EXERCISE
Which lines hold the word "name"? Show each of them.

## Start INPUT DATA

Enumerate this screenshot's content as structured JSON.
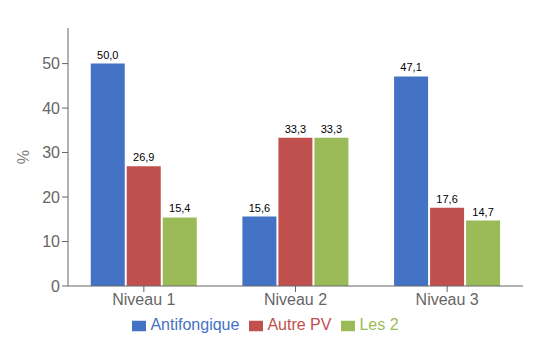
{
  "chart_data": {
    "type": "bar",
    "categories": [
      "Niveau 1",
      "Niveau 2",
      "Niveau 3"
    ],
    "series": [
      {
        "name": "Antifongique",
        "color": "#4472C4",
        "values": [
          50.0,
          15.6,
          47.1
        ],
        "value_labels": [
          "50,0",
          "15,6",
          "47,1"
        ]
      },
      {
        "name": "Autre PV",
        "color": "#C0504D",
        "values": [
          26.9,
          33.3,
          17.6
        ],
        "value_labels": [
          "26,9",
          "33,3",
          "17,6"
        ]
      },
      {
        "name": "Les 2",
        "color": "#9BBB59",
        "values": [
          15.4,
          33.3,
          14.7
        ],
        "value_labels": [
          "15,4",
          "33,3",
          "14,7"
        ]
      }
    ],
    "ylabel": "%",
    "ylim": [
      0,
      58
    ],
    "yticks": [
      0,
      10,
      20,
      30,
      40,
      50
    ],
    "grid": false,
    "legend": "bottom",
    "data_labels": true
  }
}
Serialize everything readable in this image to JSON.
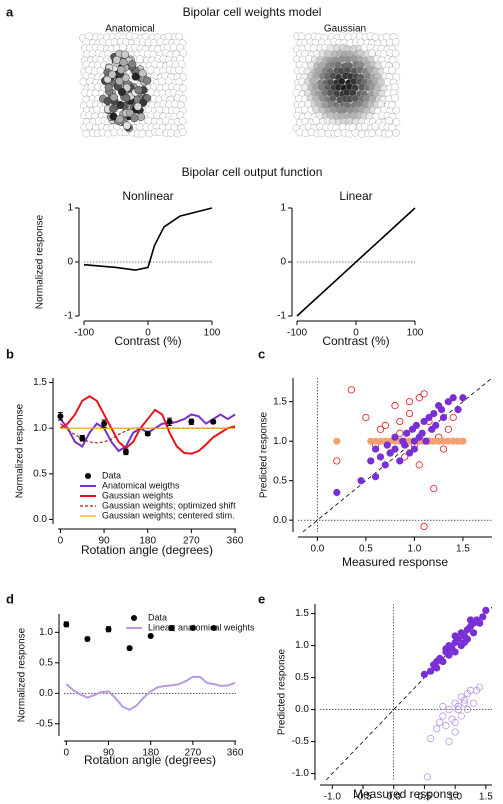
{
  "weights_model": {
    "panel": "a",
    "title": "Bipolar cell weights model",
    "images": [
      {
        "label": "Anatomical",
        "color": "#7a2ed6"
      },
      {
        "label": "Gaussian",
        "color": "#e8141c"
      }
    ]
  },
  "output_function_title": "Bipolar cell output function",
  "chart_data": [
    {
      "type": "line",
      "title": "Nonlinear",
      "xlabel": "Contrast (%)",
      "ylabel": "Normalized response",
      "x": [
        -100,
        -50,
        -20,
        0,
        10,
        25,
        50,
        100
      ],
      "xlim": [
        -100,
        100
      ],
      "xticks": [
        -100,
        0,
        100
      ],
      "ylim": [
        -1,
        1
      ],
      "yticks": [
        -1,
        0,
        1
      ],
      "zero_lines": "y",
      "series": [
        {
          "style": "line",
          "color": "#000000",
          "values": [
            -0.05,
            -0.1,
            -0.15,
            -0.1,
            0.3,
            0.65,
            0.85,
            1.0
          ]
        }
      ]
    },
    {
      "type": "line",
      "title": "Linear",
      "xlabel": "Contrast (%)",
      "x": [
        -100,
        100
      ],
      "xlim": [
        -100,
        100
      ],
      "xticks": [
        -100,
        0,
        100
      ],
      "ylim": [
        -1,
        1
      ],
      "yticks": [
        -1,
        0,
        1
      ],
      "zero_lines": "y",
      "series": [
        {
          "style": "line",
          "color": "#000000",
          "values": [
            -1,
            1
          ]
        }
      ]
    },
    {
      "type": "line",
      "panel": "b",
      "xlabel": "Rotation angle (degrees)",
      "ylabel": "Normalized response",
      "x": [
        0,
        15,
        30,
        45,
        60,
        75,
        90,
        105,
        120,
        135,
        150,
        165,
        180,
        195,
        210,
        225,
        240,
        255,
        270,
        285,
        300,
        315,
        330,
        345,
        360
      ],
      "xlim": [
        -5,
        362
      ],
      "xticks": [
        0,
        90,
        180,
        270,
        360
      ],
      "ylim": [
        -0.05,
        1.55
      ],
      "yticks": [
        {
          "value": 0,
          "label": "0.0"
        },
        0.5,
        {
          "value": 1,
          "label": "1.0"
        },
        1.5
      ],
      "legend": "lower left",
      "series": [
        {
          "name": "Data",
          "style": "points",
          "color": "#000000",
          "x": [
            0,
            45,
            90,
            135,
            180,
            225,
            270,
            315
          ],
          "values": [
            1.13,
            0.89,
            1.05,
            0.74,
            0.94,
            1.07,
            1.07,
            1.07
          ],
          "errors": [
            0.04,
            0.03,
            0.04,
            0.03,
            0.02,
            0.04,
            0.03,
            0.02
          ]
        },
        {
          "name": "Anatomical weigths",
          "style": "line",
          "color": "#7a2ed6",
          "values": [
            1.1,
            1.0,
            0.85,
            0.8,
            0.95,
            1.05,
            1.0,
            0.85,
            0.75,
            0.8,
            0.95,
            1.0,
            0.95,
            1.0,
            1.05,
            1.05,
            1.07,
            1.1,
            1.15,
            1.13,
            1.05,
            1.1,
            1.15,
            1.1,
            1.15
          ]
        },
        {
          "name": "Gaussian weights",
          "style": "line",
          "color": "#e8141c",
          "values": [
            1.0,
            1.05,
            1.15,
            1.3,
            1.35,
            1.3,
            1.15,
            1.0,
            0.85,
            0.78,
            0.85,
            1.0,
            1.1,
            1.2,
            1.15,
            0.95,
            0.8,
            0.73,
            0.72,
            0.75,
            0.82,
            0.9,
            0.95,
            1.0,
            1.02
          ]
        },
        {
          "name": "Gaussian weights; optimized shift",
          "style": "dashed",
          "color": "#b0201a",
          "values": [
            1.05,
            0.98,
            0.93,
            0.88,
            0.85,
            0.84,
            0.85,
            0.88,
            0.93,
            0.97,
            1.0,
            1.0,
            1.0,
            1.0,
            1.0,
            1.0,
            1.0,
            1.0,
            1.0,
            1.0,
            1.0,
            1.0,
            1.0,
            1.0,
            1.0
          ]
        },
        {
          "name": "Gaussian weights; centered stim.",
          "style": "thin",
          "color": "#f0a000",
          "values": [
            1.0,
            1.0,
            1.0,
            1.0,
            1.0,
            1.0,
            1.0,
            1.0,
            1.0,
            1.0,
            1.0,
            1.0,
            1.0,
            1.0,
            1.0,
            1.0,
            1.0,
            1.0,
            1.0,
            1.0,
            1.0,
            1.0,
            1.0,
            1.0,
            1.0
          ]
        }
      ]
    },
    {
      "type": "scatter",
      "panel": "c",
      "xlabel": "Measured response",
      "ylabel": "Predicted response",
      "xlim": [
        -0.2,
        1.8
      ],
      "xticks": [
        {
          "value": 0,
          "label": "0.0"
        },
        0.5,
        {
          "value": 1,
          "label": "1.0"
        },
        1.5
      ],
      "ylim": [
        -0.15,
        1.8
      ],
      "yticks": [
        {
          "value": 0,
          "label": "0.0"
        },
        0.5,
        {
          "value": 1,
          "label": "1.0"
        },
        1.5
      ],
      "zero_lines": "both",
      "diagonal": true,
      "series": [
        {
          "style": "open",
          "color": "#e8141c",
          "x": [
            0.2,
            0.35,
            0.5,
            0.6,
            0.7,
            0.75,
            0.8,
            0.85,
            0.9,
            0.95,
            1.0,
            1.05,
            1.1,
            1.1,
            1.15,
            1.2,
            1.25,
            1.3,
            1.35,
            1.4,
            0.95,
            1.05,
            0.65,
            1.15,
            0.85
          ],
          "values": [
            0.75,
            1.65,
            1.3,
            0.95,
            1.2,
            0.85,
            1.45,
            1.1,
            0.8,
            1.35,
            0.95,
            1.55,
            -0.08,
            1.6,
            1.25,
            0.4,
            1.05,
            0.9,
            1.15,
            1.3,
            1.5,
            0.7,
            1.15,
            1.0,
            1.25
          ]
        },
        {
          "style": "filled",
          "color": "#f4a070",
          "x": [
            0.2,
            0.55,
            0.6,
            0.65,
            0.7,
            0.75,
            0.8,
            0.85,
            0.9,
            0.95,
            1.0,
            1.05,
            1.1,
            1.15,
            1.2,
            1.25,
            1.3,
            1.35,
            1.4,
            1.45,
            1.5
          ],
          "values": [
            1.0,
            1.0,
            1.0,
            1.0,
            1.0,
            1.0,
            1.0,
            1.0,
            1.0,
            1.0,
            1.0,
            1.0,
            1.0,
            1.0,
            1.0,
            1.0,
            1.0,
            1.0,
            1.0,
            1.0,
            1.0
          ]
        },
        {
          "style": "filled",
          "color": "#7a2ed6",
          "x": [
            0.2,
            0.55,
            0.6,
            0.65,
            0.7,
            0.72,
            0.75,
            0.8,
            0.8,
            0.85,
            0.88,
            0.9,
            0.92,
            0.95,
            0.98,
            1.0,
            1.0,
            1.02,
            1.05,
            1.08,
            1.1,
            1.12,
            1.15,
            1.18,
            1.2,
            1.22,
            1.25,
            1.28,
            1.3,
            1.35,
            1.4,
            1.45,
            1.5,
            0.45,
            0.6
          ],
          "values": [
            0.35,
            0.75,
            0.55,
            0.8,
            0.7,
            0.95,
            0.85,
            0.9,
            1.05,
            0.75,
            1.0,
            0.95,
            1.1,
            0.85,
            1.15,
            1.0,
            0.9,
            1.2,
            1.05,
            1.1,
            1.25,
            1.0,
            1.3,
            1.15,
            1.35,
            1.2,
            1.45,
            1.4,
            1.3,
            1.5,
            1.55,
            1.4,
            1.55,
            0.5,
            0.9
          ]
        }
      ]
    },
    {
      "type": "line",
      "panel": "d",
      "xlabel": "Rotation angle (degrees)",
      "ylabel": "Normalized response",
      "x": [
        0,
        15,
        30,
        45,
        60,
        75,
        90,
        105,
        120,
        135,
        150,
        165,
        180,
        195,
        210,
        225,
        240,
        255,
        270,
        285,
        300,
        315,
        330,
        345,
        360
      ],
      "xlim": [
        -5,
        362
      ],
      "xticks": [
        0,
        90,
        180,
        270,
        360
      ],
      "ylim": [
        -0.7,
        1.3
      ],
      "yticks": [
        -0.5,
        {
          "value": 0,
          "label": "0.0"
        },
        0.5,
        {
          "value": 1,
          "label": "1.0"
        }
      ],
      "zero_lines": "y",
      "legend": "upper right",
      "series": [
        {
          "name": "Data",
          "style": "points",
          "color": "#000000",
          "x": [
            0,
            45,
            90,
            135,
            180,
            225,
            270,
            315
          ],
          "values": [
            1.13,
            0.89,
            1.05,
            0.74,
            0.94,
            1.07,
            1.07,
            1.07
          ],
          "errors": [
            0.04,
            0.03,
            0.04,
            0.03,
            0.02,
            0.04,
            0.03,
            0.02
          ]
        },
        {
          "name": "Linear; anatomical weights",
          "style": "line",
          "color": "#b89ae6",
          "values": [
            0.15,
            0.05,
            -0.02,
            -0.07,
            -0.03,
            0.02,
            0.03,
            -0.08,
            -0.22,
            -0.27,
            -0.2,
            -0.07,
            0.03,
            0.1,
            0.12,
            0.13,
            0.15,
            0.2,
            0.27,
            0.27,
            0.17,
            0.15,
            0.12,
            0.13,
            0.17
          ]
        }
      ]
    },
    {
      "type": "scatter",
      "panel": "e",
      "xlabel": "Measured response",
      "ylabel": "Predicted response",
      "xlim": [
        -1.2,
        1.6
      ],
      "xticks": [
        {
          "value": -1,
          "label": "-1.0"
        },
        -0.5,
        {
          "value": 0,
          "label": "0.0"
        },
        0.5,
        {
          "value": 1,
          "label": "1.0"
        },
        1.5
      ],
      "ylim": [
        -1.1,
        1.65
      ],
      "yticks": [
        {
          "value": -1,
          "label": "-1.0"
        },
        -0.5,
        {
          "value": 0,
          "label": "0.0"
        },
        0.5,
        {
          "value": 1,
          "label": "1.0"
        },
        1.5
      ],
      "zero_lines": "both",
      "diagonal": true,
      "series": [
        {
          "style": "open",
          "color": "#b89ae6",
          "x": [
            0.55,
            0.6,
            0.7,
            0.75,
            0.8,
            0.85,
            0.9,
            0.95,
            1.0,
            1.0,
            1.05,
            1.1,
            1.1,
            1.15,
            1.2,
            1.2,
            1.25,
            1.3,
            1.35,
            1.4,
            0.9,
            1.0,
            1.05,
            1.15,
            0.8
          ],
          "values": [
            -1.05,
            -0.45,
            -0.3,
            -0.2,
            -0.1,
            -0.25,
            0.0,
            -0.15,
            0.1,
            -0.35,
            0.05,
            0.2,
            -0.1,
            0.15,
            0.25,
            0.0,
            0.3,
            0.1,
            0.3,
            0.35,
            -0.5,
            -0.2,
            0.0,
            0.1,
            0.05
          ]
        },
        {
          "style": "filled",
          "color": "#7a2ed6",
          "x": [
            0.5,
            0.6,
            0.65,
            0.7,
            0.75,
            0.8,
            0.85,
            0.9,
            0.9,
            0.95,
            1.0,
            1.0,
            1.05,
            1.1,
            1.1,
            1.15,
            1.2,
            1.2,
            1.25,
            1.3,
            1.3,
            1.35,
            1.4,
            1.45,
            1.5,
            0.7,
            0.85,
            1.0,
            1.15,
            1.25
          ],
          "values": [
            0.55,
            0.6,
            0.7,
            0.65,
            0.8,
            0.75,
            0.9,
            0.85,
            1.0,
            0.95,
            1.05,
            0.9,
            1.1,
            1.0,
            1.2,
            1.15,
            1.1,
            1.25,
            1.3,
            1.2,
            1.35,
            1.4,
            1.35,
            1.45,
            1.55,
            0.75,
            0.95,
            1.15,
            1.05,
            1.4
          ]
        }
      ]
    }
  ]
}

## End INPUT DATA

SOLUTION FOR THIS EXERCISE
        "name": "Antifongique",
        "name": "Autre PV",
        "name": "Les 2",
          "name": "Data",
          "name": "Anatomical weigths",
          "name": "Gaussian weights",
          "name": "Gaussian weights; optimized shift",
          "name": "Gaussian weights; centered stim.",
          "name": "Data",
          "name": "Linear; anatomical weights",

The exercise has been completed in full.